> _WRITTEN PROBLEM_:
Can you write out all of the material below, word for word?

> _RECORDED INFORMATION_:
--- Begin ---
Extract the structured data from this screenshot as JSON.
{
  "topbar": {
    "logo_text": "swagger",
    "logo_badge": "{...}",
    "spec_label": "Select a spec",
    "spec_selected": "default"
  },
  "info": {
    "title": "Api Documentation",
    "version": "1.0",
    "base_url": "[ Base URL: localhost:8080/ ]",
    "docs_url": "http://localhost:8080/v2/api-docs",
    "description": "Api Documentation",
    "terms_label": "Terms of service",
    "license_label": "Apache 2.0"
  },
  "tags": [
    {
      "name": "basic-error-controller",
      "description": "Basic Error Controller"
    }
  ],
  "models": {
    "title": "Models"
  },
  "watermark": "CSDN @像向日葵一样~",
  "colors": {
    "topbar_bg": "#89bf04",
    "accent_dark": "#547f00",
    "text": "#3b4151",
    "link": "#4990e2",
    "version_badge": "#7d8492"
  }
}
--- End ---
> _FINAL RESULT_:
Extract the structured data from this screenshot as JSON.
{
  "topbar": {
    "logo_text": "swagger",
    "logo_badge": "{...}",
    "spec_label": "Select a spec",
    "spec_selected": "default"
  },
  "info": {
    "title": "Api Documentation",
    "version": "1.0",
    "base_url": "[ Base URL: localhost:8080/ ]",
    "docs_url": "http://localhost:8080/v2/api-docs",
    "description": "Api Documentation",
    "terms_label": "Terms of service",
    "license_label": "Apache 2.0"
  },
  "tags": [
    {
      "name": "basic-error-controller",
      "description": "Basic Error Controller"
    }
  ],
  "models": {
    "title": "Models"
  },
  "watermark": "CSDN @像向日葵一样~",
  "colors": {
    "topbar_bg": "#89bf04",
    "accent_dark": "#547f00",
    "text": "#3b4151",
    "link": "#4990e2",
    "version_badge": "#7d8492"
  }
}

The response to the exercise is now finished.